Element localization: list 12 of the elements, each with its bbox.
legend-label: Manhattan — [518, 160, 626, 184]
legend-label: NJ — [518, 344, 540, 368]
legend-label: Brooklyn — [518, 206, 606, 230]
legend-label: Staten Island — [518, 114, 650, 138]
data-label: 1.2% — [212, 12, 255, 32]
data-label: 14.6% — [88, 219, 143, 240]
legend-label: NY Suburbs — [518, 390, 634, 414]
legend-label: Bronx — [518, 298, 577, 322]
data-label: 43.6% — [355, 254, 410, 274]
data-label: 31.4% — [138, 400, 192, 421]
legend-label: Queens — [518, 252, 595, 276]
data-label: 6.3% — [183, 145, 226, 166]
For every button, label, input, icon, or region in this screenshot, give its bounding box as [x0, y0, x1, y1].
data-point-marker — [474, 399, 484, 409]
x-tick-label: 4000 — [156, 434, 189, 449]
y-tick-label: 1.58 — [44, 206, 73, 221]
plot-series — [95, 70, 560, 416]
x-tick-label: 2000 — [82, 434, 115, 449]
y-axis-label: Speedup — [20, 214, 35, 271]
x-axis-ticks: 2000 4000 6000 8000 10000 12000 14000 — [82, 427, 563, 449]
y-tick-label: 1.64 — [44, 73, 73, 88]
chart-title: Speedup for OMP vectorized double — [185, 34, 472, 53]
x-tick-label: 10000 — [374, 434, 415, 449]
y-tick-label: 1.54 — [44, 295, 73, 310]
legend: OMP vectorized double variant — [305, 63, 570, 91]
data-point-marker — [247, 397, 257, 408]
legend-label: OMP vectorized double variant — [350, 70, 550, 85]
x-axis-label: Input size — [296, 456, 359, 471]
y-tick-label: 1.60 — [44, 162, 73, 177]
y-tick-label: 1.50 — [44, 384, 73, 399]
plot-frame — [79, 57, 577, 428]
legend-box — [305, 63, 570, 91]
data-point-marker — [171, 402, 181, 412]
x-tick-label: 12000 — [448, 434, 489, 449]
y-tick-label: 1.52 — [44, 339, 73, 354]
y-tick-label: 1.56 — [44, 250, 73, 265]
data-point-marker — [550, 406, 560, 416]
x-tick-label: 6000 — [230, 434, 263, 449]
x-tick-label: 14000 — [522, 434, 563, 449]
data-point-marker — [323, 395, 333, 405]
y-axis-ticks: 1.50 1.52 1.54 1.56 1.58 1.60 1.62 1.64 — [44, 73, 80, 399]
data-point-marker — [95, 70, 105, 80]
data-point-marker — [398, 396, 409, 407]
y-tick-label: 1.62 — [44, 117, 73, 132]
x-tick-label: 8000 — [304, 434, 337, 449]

● ● ● ● ●

* **PROBLEM TO SOLVE**
Convert each line of the records above into a JSON list of strings, one string per line, and leave out any blank lines.

* **TASK OUTPUT**
[
  "Element localization: list 12 of the elements, each with its bbox.",
  "legend-label: Manhattan — [518, 160, 626, 184]",
  "legend-label: NJ — [518, 344, 540, 368]",
  "legend-label: Brooklyn — [518, 206, 606, 230]",
  "legend-label: Staten Island — [518, 114, 650, 138]",
  "data-label: 1.2% — [212, 12, 255, 32]",
  "data-label: 14.6% — [88, 219, 143, 240]",
  "legend-label: NY Suburbs — [518, 390, 634, 414]",
  "legend-label: Bronx — [518, 298, 577, 322]",
  "data-label: 43.6% — [355, 254, 410, 274]",
  "data-label: 31.4% — [138, 400, 192, 421]",
  "legend-label: Queens — [518, 252, 595, 276]",
  "data-label: 6.3% — [183, 145, 226, 166]",
  "For every button, label, input, icon, or region in this screenshot, give its bounding box as [x0, y0, x1, y1].",
  "data-point-marker — [474, 399, 484, 409]",
  "x-tick-label: 4000 — [156, 434, 189, 449]",
  "y-tick-label: 1.58 — [44, 206, 73, 221]",
  "plot-series — [95, 70, 560, 416]",
  "x-tick-label: 2000 — [82, 434, 115, 449]",
  "y-axis-label: Speedup — [20, 214, 35, 271]",
  "x-axis-ticks: 2000 4000 6000 8000 10000 12000 14000 — [82, 427, 563, 449]",
  "y-tick-label: 1.64 — [44, 73, 73, 88]",
  "chart-title: Speedup for OMP vectorized double — [185, 34, 472, 53]",
  "x-tick-label: 10000 — [374, 434, 415, 449]",
  "y-tick-label: 1.54 — [44, 295, 73, 310]",
  "legend: OMP vectorized double variant — [305, 63, 570, 91]",
  "data-point-marker — [247, 397, 257, 408]",
  "legend-label: OMP vectorized double variant — [350, 70, 550, 85]",
  "x-axis-label: Input size — [296, 456, 359, 471]",
  "y-tick-label: 1.60 — [44, 162, 73, 177]",
  "y-tick-label: 1.50 — [44, 384, 73, 399]",
  "plot-frame — [79, 57, 577, 428]",
  "legend-box — [305, 63, 570, 91]",
  "data-point-marker — [171, 402, 181, 412]",
  "x-tick-label: 12000 — [448, 434, 489, 449]",
  "y-tick-label: 1.52 — [44, 339, 73, 354]",
  "y-tick-label: 1.56 — [44, 250, 73, 265]",
  "data-point-marker — [550, 406, 560, 416]",
  "x-tick-label: 6000 — [230, 434, 263, 449]",
  "x-tick-label: 14000 — [522, 434, 563, 449]",
  "data-point-marker — [323, 395, 333, 405]",
  "y-axis-ticks: 1.50 1.52 1.54 1.56 1.58 1.60 1.62 1.64 — [44, 73, 80, 399]",
  "data-point-marker — [95, 70, 105, 80]",
  "data-point-marker — [398, 396, 409, 407]",
  "y-tick-label: 1.62 — [44, 117, 73, 132]",
  "x-tick-label: 8000 — [304, 434, 337, 449]"
]